* [What you should do]:
Count the lines below that contain the word "color", and reply with only that number.

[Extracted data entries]
* START *
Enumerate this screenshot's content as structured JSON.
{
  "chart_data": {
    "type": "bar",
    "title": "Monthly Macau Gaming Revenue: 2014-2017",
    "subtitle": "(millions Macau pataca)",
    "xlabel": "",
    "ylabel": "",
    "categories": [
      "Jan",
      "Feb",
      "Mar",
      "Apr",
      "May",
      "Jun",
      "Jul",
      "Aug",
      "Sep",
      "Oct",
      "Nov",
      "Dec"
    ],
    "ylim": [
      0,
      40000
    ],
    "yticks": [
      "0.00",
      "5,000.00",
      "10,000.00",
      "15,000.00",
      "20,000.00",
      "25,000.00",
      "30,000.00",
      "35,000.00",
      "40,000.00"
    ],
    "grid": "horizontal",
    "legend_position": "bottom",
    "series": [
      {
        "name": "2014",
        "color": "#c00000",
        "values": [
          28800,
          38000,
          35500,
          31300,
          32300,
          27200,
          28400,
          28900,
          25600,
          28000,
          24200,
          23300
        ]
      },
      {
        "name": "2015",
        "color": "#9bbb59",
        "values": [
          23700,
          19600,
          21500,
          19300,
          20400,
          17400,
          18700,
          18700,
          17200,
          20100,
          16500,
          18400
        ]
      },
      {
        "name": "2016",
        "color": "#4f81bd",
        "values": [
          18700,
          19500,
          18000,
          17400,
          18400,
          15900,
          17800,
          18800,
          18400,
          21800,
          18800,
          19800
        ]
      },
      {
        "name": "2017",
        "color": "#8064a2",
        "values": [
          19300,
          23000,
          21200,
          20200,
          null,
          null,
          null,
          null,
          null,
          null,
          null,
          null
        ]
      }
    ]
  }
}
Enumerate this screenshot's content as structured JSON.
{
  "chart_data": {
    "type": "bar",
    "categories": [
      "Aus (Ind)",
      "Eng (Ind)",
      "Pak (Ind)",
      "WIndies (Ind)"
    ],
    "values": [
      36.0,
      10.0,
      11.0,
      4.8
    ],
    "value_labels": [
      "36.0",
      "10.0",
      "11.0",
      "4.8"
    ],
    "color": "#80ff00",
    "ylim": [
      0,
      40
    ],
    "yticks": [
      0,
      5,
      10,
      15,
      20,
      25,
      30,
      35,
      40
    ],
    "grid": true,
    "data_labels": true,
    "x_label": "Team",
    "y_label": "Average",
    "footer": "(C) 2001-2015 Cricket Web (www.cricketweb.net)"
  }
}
* END *
* [Written solution]:
5